## TASK DIRECTIONS
Copy out the listing that follows, exact in every word, and skip the images.

## DATA FOR THE TASK
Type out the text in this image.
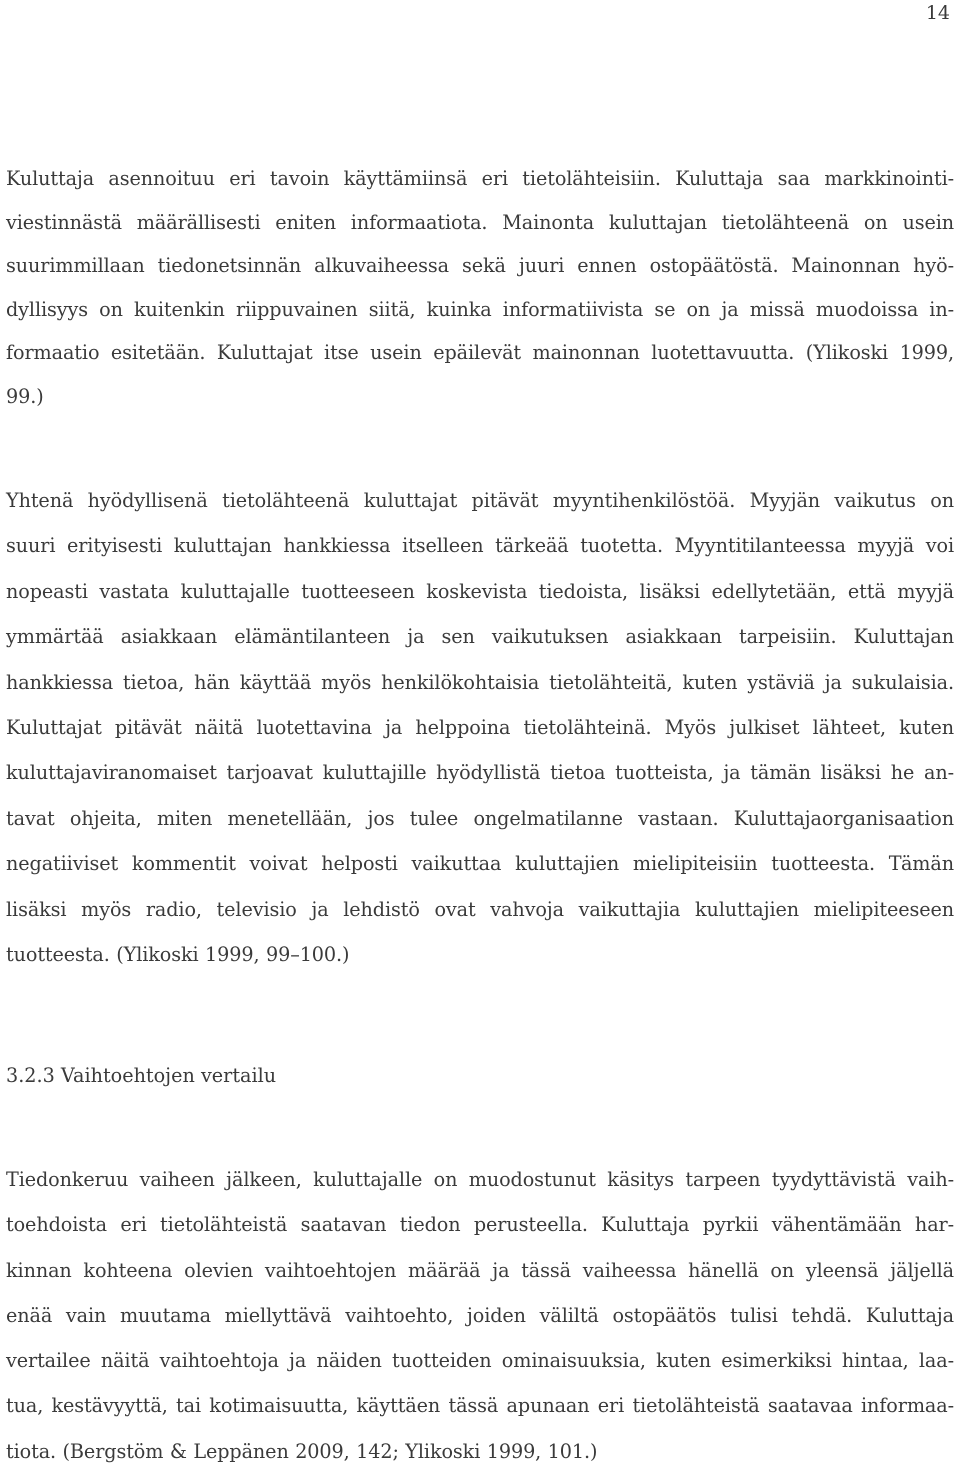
14

Kuluttaja asennoituu eri tavoin käyttämiinsä eri tietolähteisiin. Kuluttaja saa markkinointi-
viestinnästä määrällisesti eniten informaatiota. Mainonta kuluttajan tietolähteenä on usein
suurimmillaan tiedonetsinnän alkuvaiheessa sekä juuri ennen ostopäätöstä. Mainonnan hyö-
dyllisyys on kuitenkin riippuvainen siitä, kuinka informatiivista se on ja missä muodoissa in-
formaatio esitetään. Kuluttajat itse usein epäilevät mainonnan luotettavuutta. (Ylikoski 1999,
99.)

Yhtenä hyödyllisenä tietolähteenä kuluttajat pitävät myyntihenkilöstöä. Myyjän vaikutus on
suuri erityisesti kuluttajan hankkiessa itselleen tärkeää tuotetta. Myyntitilanteessa myyjä voi
nopeasti vastata kuluttajalle tuotteeseen koskevista tiedoista, lisäksi edellytetään, että myyjä
ymmärtää asiakkaan elämäntilanteen ja sen vaikutuksen asiakkaan tarpeisiin. Kuluttajan
hankkiessa tietoa, hän käyttää myös henkilökohtaisia tietolähteitä, kuten ystäviä ja sukulaisia.
Kuluttajat pitävät näitä luotettavina ja helppoina tietolähteinä. Myös julkiset lähteet, kuten
kuluttajaviranomaiset tarjoavat kuluttajille hyödyllistä tietoa tuotteista, ja tämän lisäksi he an-
tavat ohjeita, miten menetellään, jos tulee ongelmatilanne vastaan. Kuluttajaorganisaation
negatiiviset kommentit voivat helposti vaikuttaa kuluttajien mielipiteisiin tuotteesta. Tämän
lisäksi myös radio, televisio ja lehdistö ovat vahvoja vaikuttajia kuluttajien mielipiteeseen
tuotteesta. (Ylikoski 1999, 99–100.)

3.2.3 Vaihtoehtojen vertailu

Tiedonkeruu vaiheen jälkeen, kuluttajalle on muodostunut käsitys tarpeen tyydyttävistä vaih-
toehdoista eri tietolähteistä saatavan tiedon perusteella. Kuluttaja pyrkii vähentämään har-
kinnan kohteena olevien vaihtoehtojen määrää ja tässä vaiheessa hänellä on yleensä jäljellä
enää vain muutama miellyttävä vaihtoehto, joiden väliltä ostopäätös tulisi tehdä. Kuluttaja
vertailee näitä vaihtoehtoja ja näiden tuotteiden ominaisuuksia, kuten esimerkiksi hintaa, laa-
tua, kestävyyttä, tai kotimaisuutta, käyttäen tässä apunaan eri tietolähteistä saatavaa informaa-
tiota. (Bergstöm & Leppänen 2009, 142; Ylikoski 1999, 101.)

## COMPLETED EXERCISE
Type out the text in this image.
14

Kuluttaja asennoituu eri tavoin käyttämiinsä eri tietolähteisiin. Kuluttaja saa markkinointi-
viestinnästä määrällisesti eniten informaatiota. Mainonta kuluttajan tietolähteenä on usein
suurimmillaan tiedonetsinnän alkuvaiheessa sekä juuri ennen ostopäätöstä. Mainonnan hyö-
dyllisyys on kuitenkin riippuvainen siitä, kuinka informatiivista se on ja missä muodoissa in-
formaatio esitetään. Kuluttajat itse usein epäilevät mainonnan luotettavuutta. (Ylikoski 1999,
99.)

Yhtenä hyödyllisenä tietolähteenä kuluttajat pitävät myyntihenkilöstöä. Myyjän vaikutus on
suuri erityisesti kuluttajan hankkiessa itselleen tärkeää tuotetta. Myyntitilanteessa myyjä voi
nopeasti vastata kuluttajalle tuotteeseen koskevista tiedoista, lisäksi edellytetään, että myyjä
ymmärtää asiakkaan elämäntilanteen ja sen vaikutuksen asiakkaan tarpeisiin. Kuluttajan
hankkiessa tietoa, hän käyttää myös henkilökohtaisia tietolähteitä, kuten ystäviä ja sukulaisia.
Kuluttajat pitävät näitä luotettavina ja helppoina tietolähteinä. Myös julkiset lähteet, kuten
kuluttajaviranomaiset tarjoavat kuluttajille hyödyllistä tietoa tuotteista, ja tämän lisäksi he an-
tavat ohjeita, miten menetellään, jos tulee ongelmatilanne vastaan. Kuluttajaorganisaation
negatiiviset kommentit voivat helposti vaikuttaa kuluttajien mielipiteisiin tuotteesta. Tämän
lisäksi myös radio, televisio ja lehdistö ovat vahvoja vaikuttajia kuluttajien mielipiteeseen
tuotteesta. (Ylikoski 1999, 99–100.)

3.2.3 Vaihtoehtojen vertailu

Tiedonkeruu vaiheen jälkeen, kuluttajalle on muodostunut käsitys tarpeen tyydyttävistä vaih-
toehdoista eri tietolähteistä saatavan tiedon perusteella. Kuluttaja pyrkii vähentämään har-
kinnan kohteena olevien vaihtoehtojen määrää ja tässä vaiheessa hänellä on yleensä jäljellä
enää vain muutama miellyttävä vaihtoehto, joiden väliltä ostopäätös tulisi tehdä. Kuluttaja
vertailee näitä vaihtoehtoja ja näiden tuotteiden ominaisuuksia, kuten esimerkiksi hintaa, laa-
tua, kestävyyttä, tai kotimaisuutta, käyttäen tässä apunaan eri tietolähteistä saatavaa informaa-
tiota. (Bergstöm & Leppänen 2009, 142; Ylikoski 1999, 101.)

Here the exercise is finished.